### 引用文
+---+

今後、さらに実況シーンが拡大していけば新たなゲーム実況の賞ができる可能性もあります。

――これからのゲーム実況者に期待していること

 ゲーム実況者は、アイドルやタレント業に近いものだと考えています。ゲーム実況を通して、喜びや感動を視聴者に伝えて欲しいです。自由に遊んでもらっているうちにメーカー側も考えてもみなかったゲームの遊び方や魅力を発見することがあります。しかし、ゲームは著作物であり注意も必要です。版権権利のことを学びながら、決められたルールのなかで、正しくゲーム実況を行って欲しいです。例えば、アドベンチャーゲームのネタバレは他のプレイヤーの楽しみを損なうことにもなりますし、メーカー側が規制するルール(エンディングはNGなど)は絶対に守っていただきたい。ファミ通×電撃がゲーム実況者とメーカー側の橋渡し役になれればと思っています。どうすればもっと面白い動画を作れるのかという試行錯誤も重要ですが、なによりゲーム実況を見てファンになった!という視聴者との交流を大切にして、関係を継続していって欲しいです。

+---+

### データ抜粋
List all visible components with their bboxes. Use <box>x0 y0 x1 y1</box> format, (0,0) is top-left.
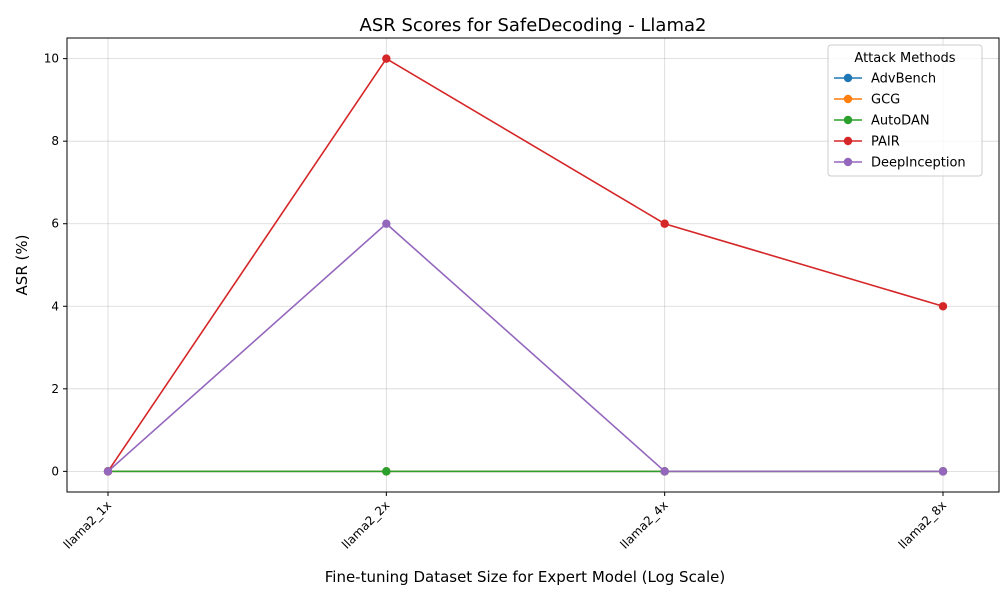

+---+

### 演習のねらい
ゲーム実況者への期待を語った引用文を、最後の文の後から書き継ぐこと。

### 解答例
 

●ゲーム実況シーンのこれから

 エンターブレインではファミ通文庫から人気ゲーム実況集団『M.S.S Project』とコラボしたライトノベルを出版しました。このように出版社とゲーム実況者がタッグを組み商業展開していくことも考えられます。ファミ通と電撃両メディアが中心となり、著作権の問題やゲームメーカーさんとの交渉など、さまざまな課題はありますが、少しずつ推し進めて参りますので、ゲーム実況者の方、興味があるという方は、是非ゲーム実況に挑戦してみてください! えんため大賞”ゲーム実況部門”は、次世代のコンテンツ、ゲーム実況を応援します!

 

 新しい才能はゲーム実況者だけではない。WebメディアやSNSなど、個人で小説やマンガといったエンターテインメント作品を発表できる場が増え、そのあり方も多様化しつつある。近年、新レーベルが創刊ラッシュで盛り上がりを見せる女性向けライトノベルでは、どのような新しい才能が現れたのか?
 そこでお次は「えんため大賞」のビーズログ文庫部門を受賞した3作品を、発売前に先駆けて著者が突撃レビュー! そして優秀賞を受賞し小説家としての第一歩を踏み出した新人作家・夏野ちよりさんに創作活動について、いろいろ伺ってみました。

 
●えんため大賞ガールズノベルズ部門
(※第17回「えんため大賞」リニューアルにより、「ガールズノベルズ部門」は旧名称になります)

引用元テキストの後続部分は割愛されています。